▶ **Your objective**:
Copy the records below exactly, leaving out every picture.
Start
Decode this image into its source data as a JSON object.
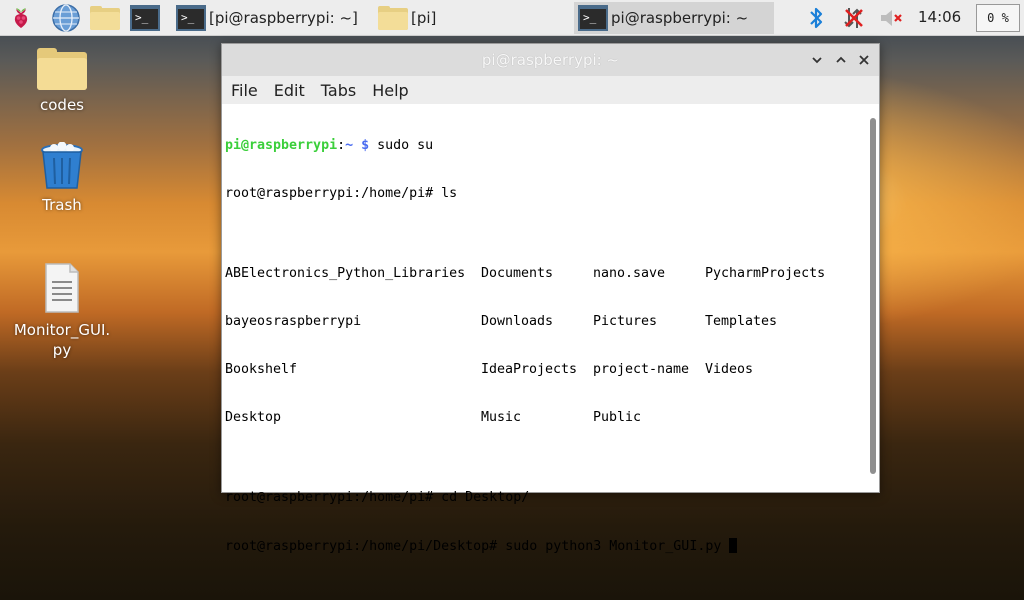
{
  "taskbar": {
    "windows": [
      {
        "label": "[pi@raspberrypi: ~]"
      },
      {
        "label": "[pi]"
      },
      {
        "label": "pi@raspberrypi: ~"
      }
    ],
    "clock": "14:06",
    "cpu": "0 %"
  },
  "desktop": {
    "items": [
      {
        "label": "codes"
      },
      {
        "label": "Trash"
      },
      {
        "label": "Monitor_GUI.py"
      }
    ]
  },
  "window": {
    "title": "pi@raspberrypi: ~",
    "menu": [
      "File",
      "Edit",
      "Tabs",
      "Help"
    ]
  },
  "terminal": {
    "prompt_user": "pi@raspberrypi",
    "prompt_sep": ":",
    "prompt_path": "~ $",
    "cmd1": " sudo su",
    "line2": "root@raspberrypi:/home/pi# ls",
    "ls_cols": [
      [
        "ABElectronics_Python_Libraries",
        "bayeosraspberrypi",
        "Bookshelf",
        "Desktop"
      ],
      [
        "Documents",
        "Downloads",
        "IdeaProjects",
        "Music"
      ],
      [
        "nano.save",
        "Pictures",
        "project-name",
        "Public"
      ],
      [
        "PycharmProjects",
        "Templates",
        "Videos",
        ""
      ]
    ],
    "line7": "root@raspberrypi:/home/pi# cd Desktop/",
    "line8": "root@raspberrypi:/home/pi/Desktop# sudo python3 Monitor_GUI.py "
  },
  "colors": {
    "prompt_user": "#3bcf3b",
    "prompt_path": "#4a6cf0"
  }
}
End
▶ **The solution**:
Decode this image into its source data as a JSON object.
{
  "taskbar": {
    "windows": [
      {
        "label": "[pi@raspberrypi: ~]"
      },
      {
        "label": "[pi]"
      },
      {
        "label": "pi@raspberrypi: ~"
      }
    ],
    "clock": "14:06",
    "cpu": "0 %"
  },
  "desktop": {
    "items": [
      {
        "label": "codes"
      },
      {
        "label": "Trash"
      },
      {
        "label": "Monitor_GUI.py"
      }
    ]
  },
  "window": {
    "title": "pi@raspberrypi: ~",
    "menu": [
      "File",
      "Edit",
      "Tabs",
      "Help"
    ]
  },
  "terminal": {
    "prompt_user": "pi@raspberrypi",
    "prompt_sep": ":",
    "prompt_path": "~ $",
    "cmd1": " sudo su",
    "line2": "root@raspberrypi:/home/pi# ls",
    "ls_cols": [
      [
        "ABElectronics_Python_Libraries",
        "bayeosraspberrypi",
        "Bookshelf",
        "Desktop"
      ],
      [
        "Documents",
        "Downloads",
        "IdeaProjects",
        "Music"
      ],
      [
        "nano.save",
        "Pictures",
        "project-name",
        "Public"
      ],
      [
        "PycharmProjects",
        "Templates",
        "Videos",
        ""
      ]
    ],
    "line7": "root@raspberrypi:/home/pi# cd Desktop/",
    "line8": "root@raspberrypi:/home/pi/Desktop# sudo python3 Monitor_GUI.py "
  },
  "colors": {
    "prompt_user": "#3bcf3b",
    "prompt_path": "#4a6cf0"
  }
}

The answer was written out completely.